Write again exactly the lines in the listing below, starting at the line with "Decode this image" and ending at the line with "What's the underlying", both included. Pictures are not copied.

Dataset -
______

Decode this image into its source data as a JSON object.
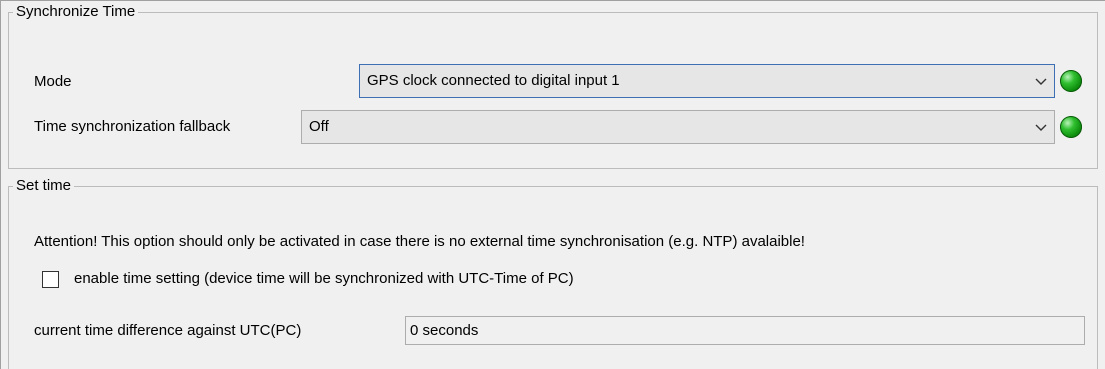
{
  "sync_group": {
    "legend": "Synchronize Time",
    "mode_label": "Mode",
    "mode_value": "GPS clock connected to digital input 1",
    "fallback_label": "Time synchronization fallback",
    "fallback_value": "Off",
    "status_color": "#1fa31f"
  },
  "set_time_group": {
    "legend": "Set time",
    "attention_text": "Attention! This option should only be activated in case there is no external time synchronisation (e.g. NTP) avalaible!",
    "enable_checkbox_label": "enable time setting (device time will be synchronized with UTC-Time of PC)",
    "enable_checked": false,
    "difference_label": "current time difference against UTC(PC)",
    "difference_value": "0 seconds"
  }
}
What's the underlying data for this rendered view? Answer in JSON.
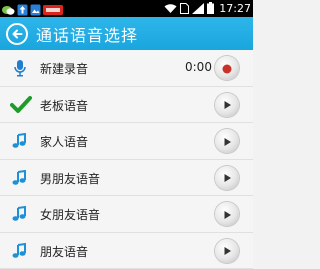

______

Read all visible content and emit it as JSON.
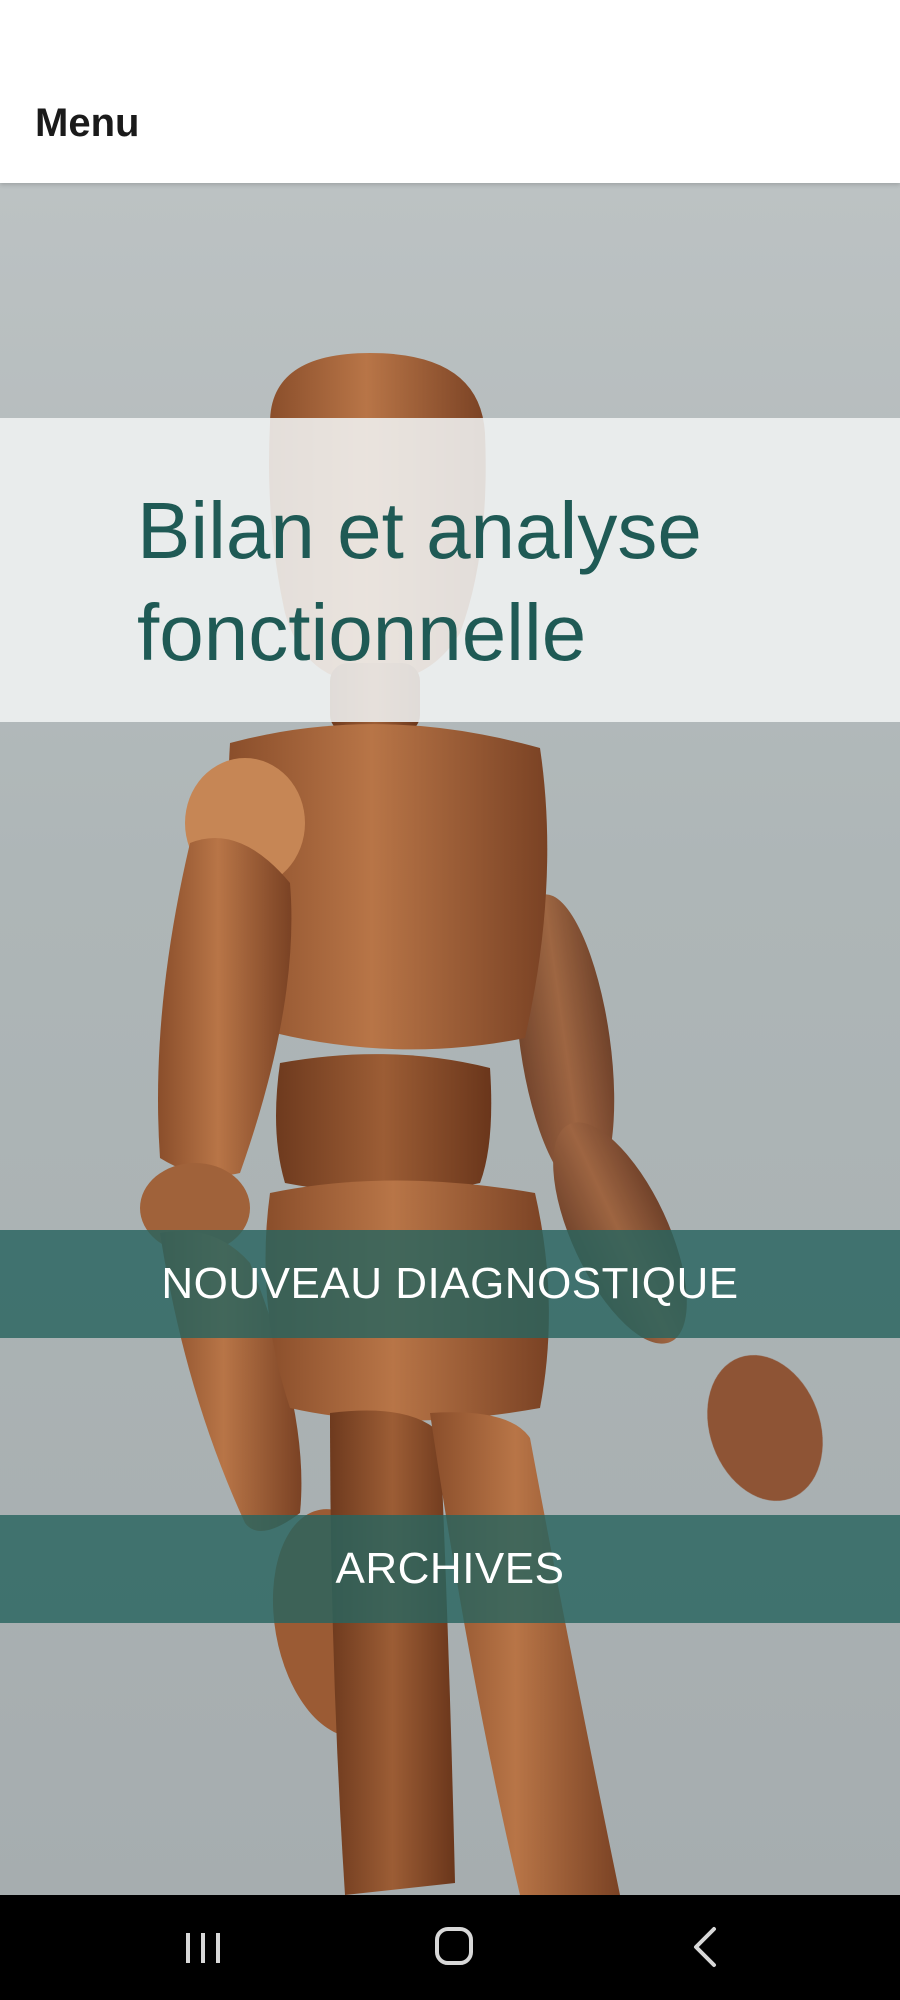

______

Written response -
Decode this image into its source data as a JSON object.
{
  "sync_group": {
    "legend": "Synchronize Time",
    "mode_label": "Mode",
    "mode_value": "GPS clock connected to digital input 1",
    "fallback_label": "Time synchronization fallback",
    "fallback_value": "Off",
    "status_color": "#1fa31f"
  },
  "set_time_group": {
    "legend": "Set time",
    "attention_text": "Attention! This option should only be activated in case there is no external time synchronisation (e.g. NTP) avalaible!",
    "enable_checkbox_label": "enable time setting (device time will be synchronized with UTC-Time of PC)",
    "enable_checked": false,
    "difference_label": "current time difference against UTC(PC)",
    "difference_value": "0 seconds"
  }
}
What's the underlying data for this rendered view? Answer in JSON.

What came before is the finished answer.